TESTO SCELTO.
-----

Finalmente M5s, Pd e Leu governeranno insieme. Ci sono arrivati tardi e male, più per paura che per convinzione. E regalando nel frattempo dieci punti alla destra. Poteva andare diversamente? La politica non si fa con i se. È vero. Ma è anche vero che se il tentativo fosse stato fatto ad inizio legislatura sarebbe apparso meno disperato, Salvini sarebbe stato fermato prima di decollare, il clima politico e civile sarebbe stato meno imbarbarito.

Serve a qualcosa rinvangare il passato? Niente ipocrisia: sì.

I due ex contendenti oggi alleati si sono delegittimati a vicenda creando un clima di reciproco odio anche tra i propri elettori. Lo hanno fatto per ragioni implicite nella loro natura – una forza antiestablishment ed una impregnata di governismo -, perché si contendevamo pezzi di elettorato comune e perché la contrapposizione frontale favoriva la compattezza interna e consentiva di rinviare i nodi politici che ciascuno aveva davanti. Tutto questo rende oggi più arduo il cammino. Dovremo convincere gli altri, recuperare gli astenuti di ieri, motivare i nuovi perplessi generati dall’improvvisa svolta di oggi. Adesso, anche grazie alla bravura di questo ’tutto da conoscere’ Presidente del Consiglio, si è costruito un programma di governo abbastanza omogeneo e messa insieme una compagine con qualche elemento di novità. Sarà sufficiente?

Tutto dipenderà dagli atti, dalle concrete priorità che si sceglieranno, dalla capacità di far emergere dall’arido elenco dei 26 punti gli assi principali attorno ai quali essi ruotano: formazione (dagli asili all’università, alla formazione permanente, alla cultura diffusa….), distribuzione del reddito (dalla progressività fiscale agli investimenti sulla sanità per renderla gratuita ed eguale nei territori, al reddito di cittadinanza migliorato ed al suo rapporto col lavoro…) alla conversione ecologica (sgravi ed investimenti per un nuovo modello di sviluppo che crei nuovo lavoro e nuovi lavori, una radicale conversione culturale dal Pil al Benessere Equo e Sostenibile…).

Su questi filoni di nuova politica si gioca la vera scommessa di questo governo: convincere gli elettori che il governo nasce non solo per evitare la deriva populista di destra, ma per dare risposte nuove ai problemi che l’hanno generata e, soprattutto, per ricostruire, nel corpo sociale, un nuovo clima di confronto civile e costruttivo che avvicini elettori spinti ieri a contrapporsi con l’ambizione di generare una conversione civile ed umana accanto a quella ecologica.
Il nuovo umanesimo è termine generico, oggi delegato alla religione. Ma solo perché la politica ha rinunciato all’ambizione di cambiare il mondo e si è rinchiusa nel fortino del potere. Potrà sembrare troppo, ma la politica dovrà ricominciare da qui.

-----

CONSEGNE.
1) Nel testo sul governo tra M5s, Pd e Leu, di quanti punti è composto l'elenco del programma?
2) Prosegui il testo sul governo tra M5s, Pd e Leu dopo l'ultima frase.
Le righe riportate più avanti non hanno alcun ruolo in questo lavoro.

BLOCCO DATI.

-----

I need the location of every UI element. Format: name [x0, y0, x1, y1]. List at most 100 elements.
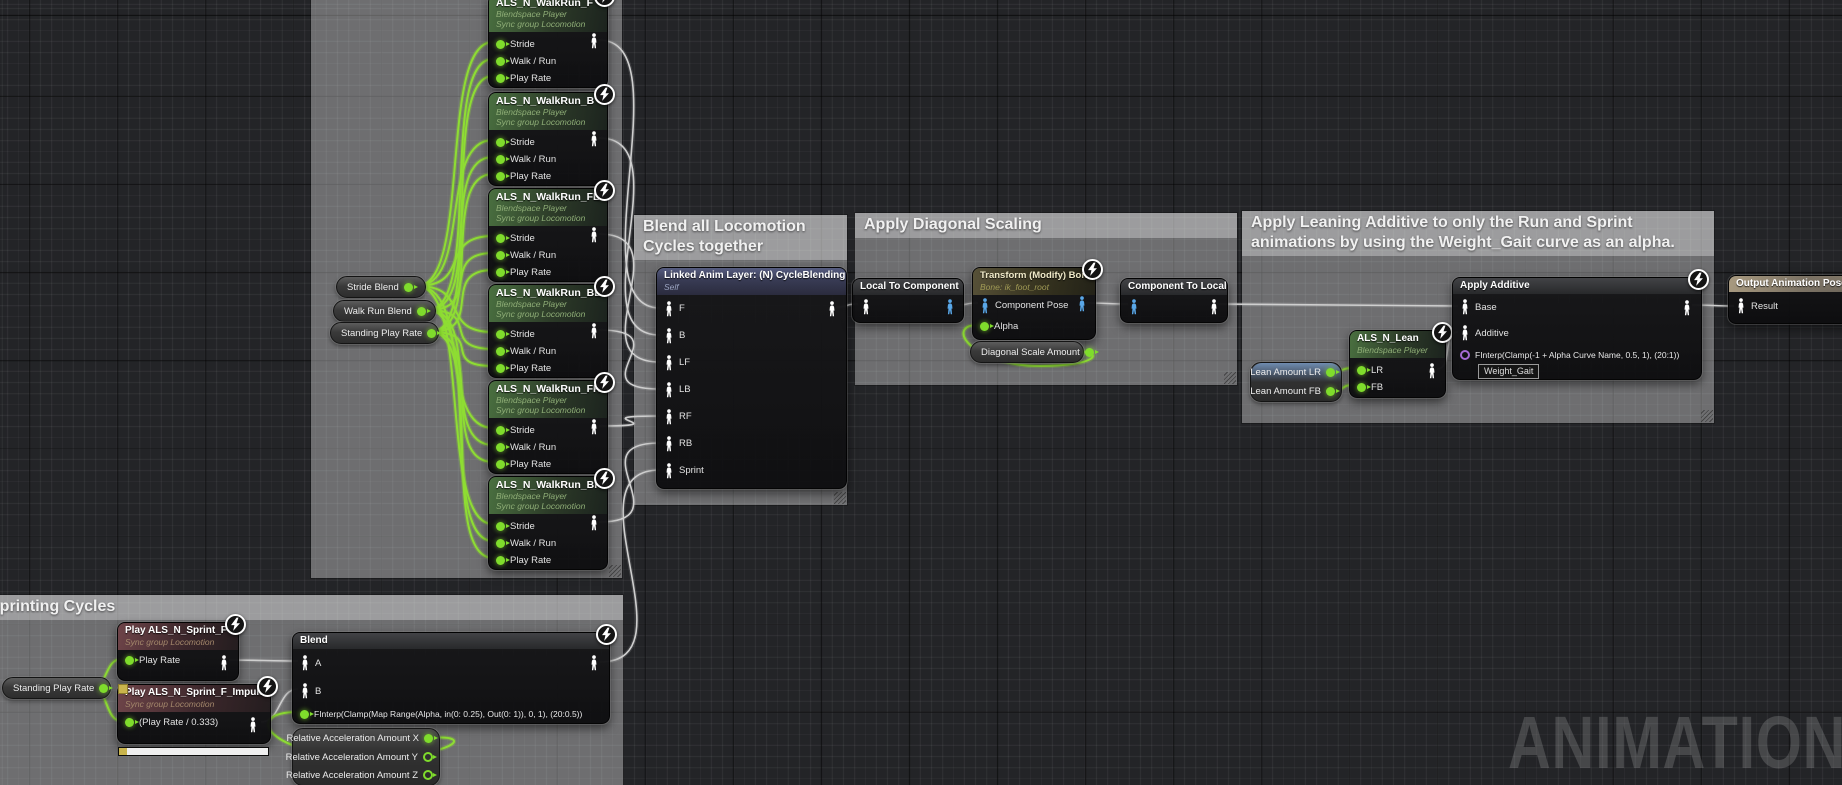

-----

SOLUZIONI.
1) Di 26 punti.

2)
Anche soggetti di sinistra faranno parte del governo e penso sia un fatto molto positivo. Non solo per l’importanza dell’unità in questo momento, ma perché questa fase potrà presentare dinamiche nuove da vivere standoci dentro, da protagonisti, insieme agli altri.

Esse riguarderanno il quadro politico italiano e quello europeo nel contesto globale.

La globalizzazione liberista è al limite della sua espansione. Essa ripropone problemi di egemonia economica e militare e spinge il capitalismo, come è già accaduto in altre fasi della storia, verso logiche protezionistiche e conflittuali. Nel nuovo scenario geopolitico l‘Europa potrà essere compressa e frantumata oppure trovare una sua funzione autonoma. La Germania, che finora ha tratto tutti i vantaggi dall’espansione delle esportazioni con i paesi europei ridotti a fornitori subordinati, non potrà da sola reggere lo scontro che si prefigura. Per questo è in atto una ricerca di un nuovo ruolo tra svolta protezionista degli Usa e strategia mondialista della Cina.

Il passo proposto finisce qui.